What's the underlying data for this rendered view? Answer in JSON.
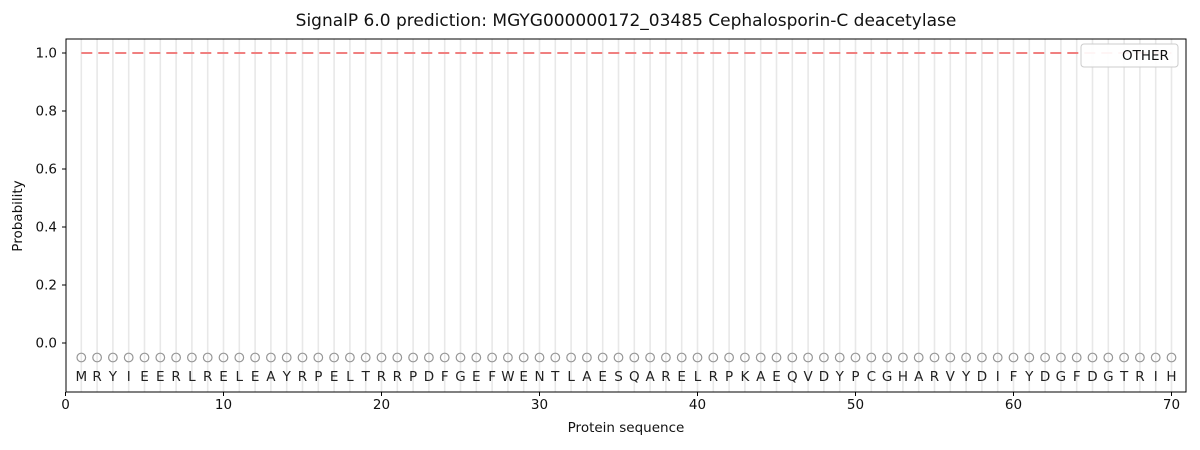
{
  "figure": {
    "title": "SignalP 6.0 prediction: MGYG000000172_03485 Cephalosporin-C deacetylase"
  },
  "chart_data": {
    "type": "line",
    "title": "SignalP 6.0 prediction: MGYG000000172_03485 Cephalosporin-C deacetylase",
    "xlabel": "Protein sequence",
    "ylabel": "Probability",
    "x_ticks": [
      0,
      10,
      20,
      30,
      40,
      50,
      60,
      70
    ],
    "y_ticks": [
      "0.0",
      "0.2",
      "0.4",
      "0.6",
      "0.8",
      "1.0"
    ],
    "xlim": [
      0,
      70.9
    ],
    "ylim": [
      -0.17,
      1.05
    ],
    "grid": {
      "vertical_line_per_residue": true,
      "color": "#e8e8e8"
    },
    "sequence": "MRYIEERLRELEAYRPELTRRPDFGEFWENTLAESQARELRPKAEQVDYPCGHARVYDIFYDGFDGTRIH",
    "series": [
      {
        "name": "OTHER",
        "color": "#f08080",
        "linestyle": "dashed",
        "linewidth": 2,
        "x_start": 1,
        "x_step": 1,
        "values": [
          1.0,
          1.0,
          1.0,
          1.0,
          1.0,
          1.0,
          1.0,
          1.0,
          1.0,
          1.0,
          1.0,
          1.0,
          1.0,
          1.0,
          1.0,
          1.0,
          1.0,
          1.0,
          1.0,
          1.0,
          1.0,
          1.0,
          1.0,
          1.0,
          1.0,
          1.0,
          1.0,
          1.0,
          1.0,
          1.0,
          1.0,
          1.0,
          1.0,
          1.0,
          1.0,
          1.0,
          1.0,
          1.0,
          1.0,
          1.0,
          1.0,
          1.0,
          1.0,
          1.0,
          1.0,
          1.0,
          1.0,
          1.0,
          1.0,
          1.0,
          1.0,
          1.0,
          1.0,
          1.0,
          1.0,
          1.0,
          1.0,
          1.0,
          1.0,
          1.0,
          1.0,
          1.0,
          1.0,
          1.0,
          1.0,
          1.0,
          1.0,
          1.0,
          1.0,
          1.0
        ]
      }
    ],
    "residue_markers": {
      "shape": "open-circle",
      "color": "#979797",
      "y": -0.05
    },
    "residue_letters_y": -0.115,
    "legend": {
      "position": "upper-right",
      "entries": [
        {
          "label": "OTHER",
          "color": "#f08080",
          "linestyle": "dashed"
        }
      ]
    },
    "colors": {
      "background": "#ffffff",
      "axes": "#000000",
      "grid": "#e8e8e8",
      "other_line": "#f08080",
      "marker": "#979797",
      "legend_border": "#cccccc"
    }
  }
}
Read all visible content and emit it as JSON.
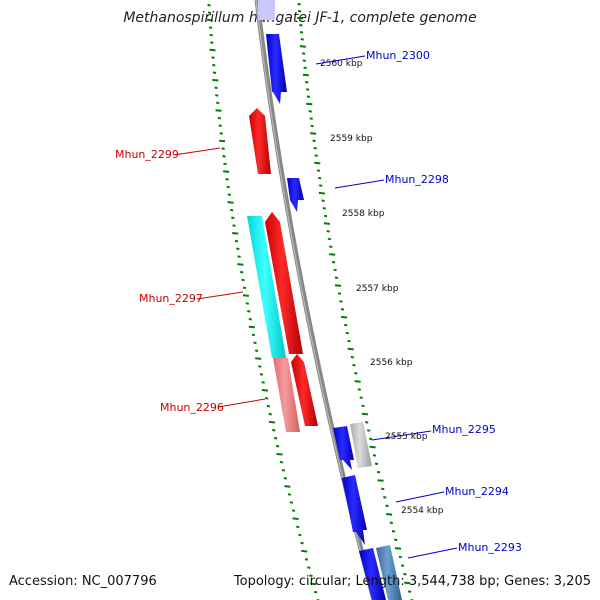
{
  "title": "Methanospirillum hungatei JF-1, complete genome",
  "accession_text": "Accession: NC_007796",
  "topology_text": "Topology: circular; Length: 3,544,738 bp; Genes: 3,205",
  "colors": {
    "forward": "#ff0000",
    "reverse": "#0000ff",
    "forward_light": "#f08080",
    "cyan": "#00ffff",
    "grey": "#c0c0c0",
    "steel": "#4682b4",
    "tick": "#008000",
    "backbone": "#888888"
  },
  "kbp_labels": [
    "2560 kbp",
    "2559 kbp",
    "2558 kbp",
    "2557 kbp",
    "2556 kbp",
    "2555 kbp",
    "2554 kbp"
  ],
  "genes": [
    {
      "name": "Mhun_2300",
      "label": "Mhun_2300",
      "strand": "reverse",
      "color": "#0000ff"
    },
    {
      "name": "Mhun_2299",
      "label": "Mhun_2299",
      "strand": "forward",
      "color": "#ff0000"
    },
    {
      "name": "Mhun_2298",
      "label": "Mhun_2298",
      "strand": "reverse",
      "color": "#0000ff"
    },
    {
      "name": "Mhun_2297",
      "label": "Mhun_2297",
      "strand": "forward",
      "color": "#ff0000"
    },
    {
      "name": "Mhun_2296",
      "label": "Mhun_2296",
      "strand": "forward",
      "color": "#ff0000"
    },
    {
      "name": "Mhun_2295",
      "label": "Mhun_2295",
      "strand": "reverse",
      "color": "#0000ff"
    },
    {
      "name": "Mhun_2294",
      "label": "Mhun_2294",
      "strand": "reverse",
      "color": "#0000ff"
    },
    {
      "name": "Mhun_2293",
      "label": "Mhun_2293",
      "strand": "reverse",
      "color": "#0000ff"
    }
  ]
}
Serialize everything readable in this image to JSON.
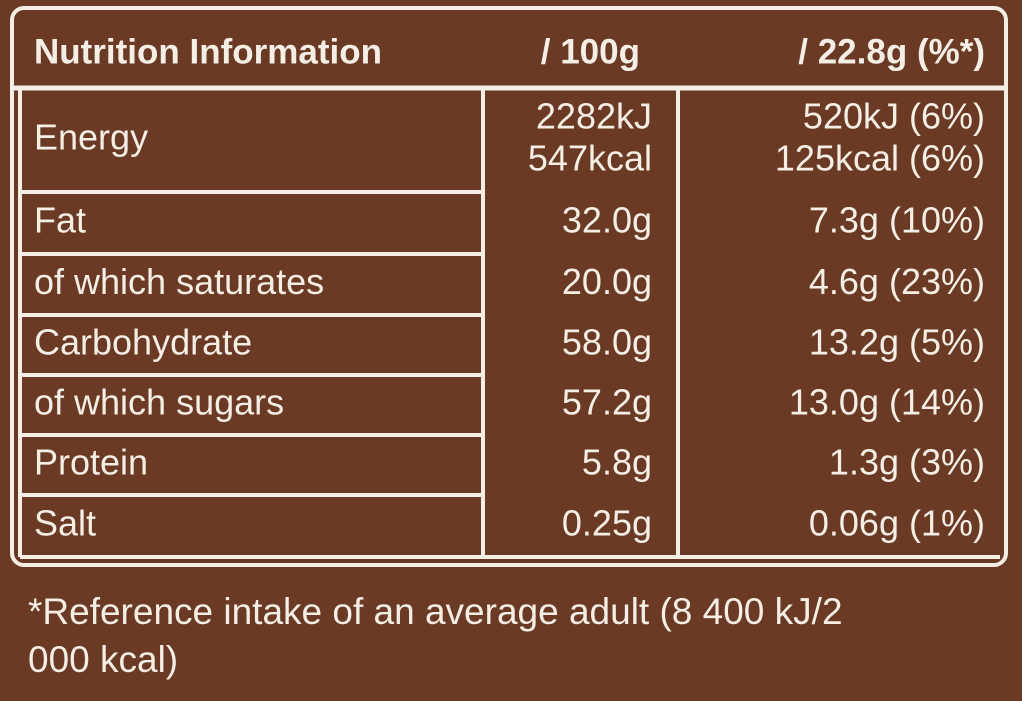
{
  "header": {
    "columns": [
      "Nutrition Information",
      "/ 100g",
      "/ 22.8g (%*)"
    ]
  },
  "rows": [
    {
      "label": "Energy",
      "per_100g": [
        "2282kJ",
        "547kcal"
      ],
      "per_serving": [
        "520kJ (6%)",
        "125kcal (6%)"
      ]
    },
    {
      "label": "Fat",
      "per_100g": [
        "32.0g"
      ],
      "per_serving": [
        "7.3g (10%)"
      ]
    },
    {
      "label": "of which saturates",
      "per_100g": [
        "20.0g"
      ],
      "per_serving": [
        "4.6g (23%)"
      ]
    },
    {
      "label": "Carbohydrate",
      "per_100g": [
        "58.0g"
      ],
      "per_serving": [
        "13.2g (5%)"
      ]
    },
    {
      "label": "of which sugars",
      "per_100g": [
        "57.2g"
      ],
      "per_serving": [
        "13.0g (14%)"
      ]
    },
    {
      "label": "Protein",
      "per_100g": [
        "5.8g"
      ],
      "per_serving": [
        "1.3g (3%)"
      ]
    },
    {
      "label": "Salt",
      "per_100g": [
        "0.25g"
      ],
      "per_serving": [
        "0.06g (1%)"
      ]
    }
  ],
  "footnote": "*Reference intake of an average adult (8 400 kJ/2 000 kcal)"
}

==*==

WHAT IS NEEDED → A faithful copy of the data is required: each word kept, each picture omitted.

TASK ANSWER →
What's the underlying data for this rendered view? Answer in JSON.
{
  "figure": {
    "title": "SignalP 6.0 prediction: MGYG000000172_03485 Cephalosporin-C deacetylase"
  },
  "chart_data": {
    "type": "line",
    "title": "SignalP 6.0 prediction: MGYG000000172_03485 Cephalosporin-C deacetylase",
    "xlabel": "Protein sequence",
    "ylabel": "Probability",
    "x_ticks": [
      0,
      10,
      20,
      30,
      40,
      50,
      60,
      70
    ],
    "y_ticks": [
      "0.0",
      "0.2",
      "0.4",
      "0.6",
      "0.8",
      "1.0"
    ],
    "xlim": [
      0,
      70.9
    ],
    "ylim": [
      -0.17,
      1.05
    ],
    "grid": {
      "vertical_line_per_residue": true,
      "color": "#e8e8e8"
    },
    "sequence": "MRYIEERLRELEAYRPELTRRPDFGEFWENTLAESQARELRPKAEQVDYPCGHARVYDIFYDGFDGTRIH",
    "series": [
      {
        "name": "OTHER",
        "color": "#f08080",
        "linestyle": "dashed",
        "linewidth": 2,
        "x_start": 1,
        "x_step": 1,
        "values": [
          1.0,
          1.0,
          1.0,
          1.0,
          1.0,
          1.0,
          1.0,
          1.0,
          1.0,
          1.0,
          1.0,
          1.0,
          1.0,
          1.0,
          1.0,
          1.0,
          1.0,
          1.0,
          1.0,
          1.0,
          1.0,
          1.0,
          1.0,
          1.0,
          1.0,
          1.0,
          1.0,
          1.0,
          1.0,
          1.0,
          1.0,
          1.0,
          1.0,
          1.0,
          1.0,
          1.0,
          1.0,
          1.0,
          1.0,
          1.0,
          1.0,
          1.0,
          1.0,
          1.0,
          1.0,
          1.0,
          1.0,
          1.0,
          1.0,
          1.0,
          1.0,
          1.0,
          1.0,
          1.0,
          1.0,
          1.0,
          1.0,
          1.0,
          1.0,
          1.0,
          1.0,
          1.0,
          1.0,
          1.0,
          1.0,
          1.0,
          1.0,
          1.0,
          1.0,
          1.0
        ]
      }
    ],
    "residue_markers": {
      "shape": "open-circle",
      "color": "#979797",
      "y": -0.05
    },
    "residue_letters_y": -0.115,
    "legend": {
      "position": "upper-right",
      "entries": [
        {
          "label": "OTHER",
          "color": "#f08080",
          "linestyle": "dashed"
        }
      ]
    },
    "colors": {
      "background": "#ffffff",
      "axes": "#000000",
      "grid": "#e8e8e8",
      "other_line": "#f08080",
      "marker": "#979797",
      "legend_border": "#cccccc"
    }
  }
}
Read all visible content and emit it as JSON.
{
  "title": "Methanospirillum hungatei JF-1, complete genome",
  "accession_text": "Accession: NC_007796",
  "topology_text": "Topology: circular; Length: 3,544,738 bp; Genes: 3,205",
  "colors": {
    "forward": "#ff0000",
    "reverse": "#0000ff",
    "forward_light": "#f08080",
    "cyan": "#00ffff",
    "grey": "#c0c0c0",
    "steel": "#4682b4",
    "tick": "#008000",
    "backbone": "#888888"
  },
  "kbp_labels": [
    "2560 kbp",
    "2559 kbp",
    "2558 kbp",
    "2557 kbp",
    "2556 kbp",
    "2555 kbp",
    "2554 kbp"
  ],
  "genes": [
    {
      "name": "Mhun_2300",
      "label": "Mhun_2300",
      "strand": "reverse",
      "color": "#0000ff"
    },
    {
      "name": "Mhun_2299",
      "label": "Mhun_2299",
      "strand": "forward",
      "color": "#ff0000"
    },
    {
      "name": "Mhun_2298",
      "label": "Mhun_2298",
      "strand": "reverse",
      "color": "#0000ff"
    },
    {
      "name": "Mhun_2297",
      "label": "Mhun_2297",
      "strand": "forward",
      "color": "#ff0000"
    },
    {
      "name": "Mhun_2296",
      "label": "Mhun_2296",
      "strand": "forward",
      "color": "#ff0000"
    },
    {
      "name": "Mhun_2295",
      "label": "Mhun_2295",
      "strand": "reverse",
      "color": "#0000ff"
    },
    {
      "name": "Mhun_2294",
      "label": "Mhun_2294",
      "strand": "reverse",
      "color": "#0000ff"
    },
    {
      "name": "Mhun_2293",
      "label": "Mhun_2293",
      "strand": "reverse",
      "color": "#0000ff"
    }
  ]
}
Serialize everything readable in this image to JSON.
{
  "header": {
    "columns": [
      "Nutrition Information",
      "/ 100g",
      "/ 22.8g (%*)"
    ]
  },
  "rows": [
    {
      "label": "Energy",
      "per_100g": [
        "2282kJ",
        "547kcal"
      ],
      "per_serving": [
        "520kJ (6%)",
        "125kcal (6%)"
      ]
    },
    {
      "label": "Fat",
      "per_100g": [
        "32.0g"
      ],
      "per_serving": [
        "7.3g (10%)"
      ]
    },
    {
      "label": "of which saturates",
      "per_100g": [
        "20.0g"
      ],
      "per_serving": [
        "4.6g (23%)"
      ]
    },
    {
      "label": "Carbohydrate",
      "per_100g": [
        "58.0g"
      ],
      "per_serving": [
        "13.2g (5%)"
      ]
    },
    {
      "label": "of which sugars",
      "per_100g": [
        "57.2g"
      ],
      "per_serving": [
        "13.0g (14%)"
      ]
    },
    {
      "label": "Protein",
      "per_100g": [
        "5.8g"
      ],
      "per_serving": [
        "1.3g (3%)"
      ]
    },
    {
      "label": "Salt",
      "per_100g": [
        "0.25g"
      ],
      "per_serving": [
        "0.06g (1%)"
      ]
    }
  ],
  "footnote": "*Reference intake of an average adult (8 400 kJ/2 000 kcal)"
}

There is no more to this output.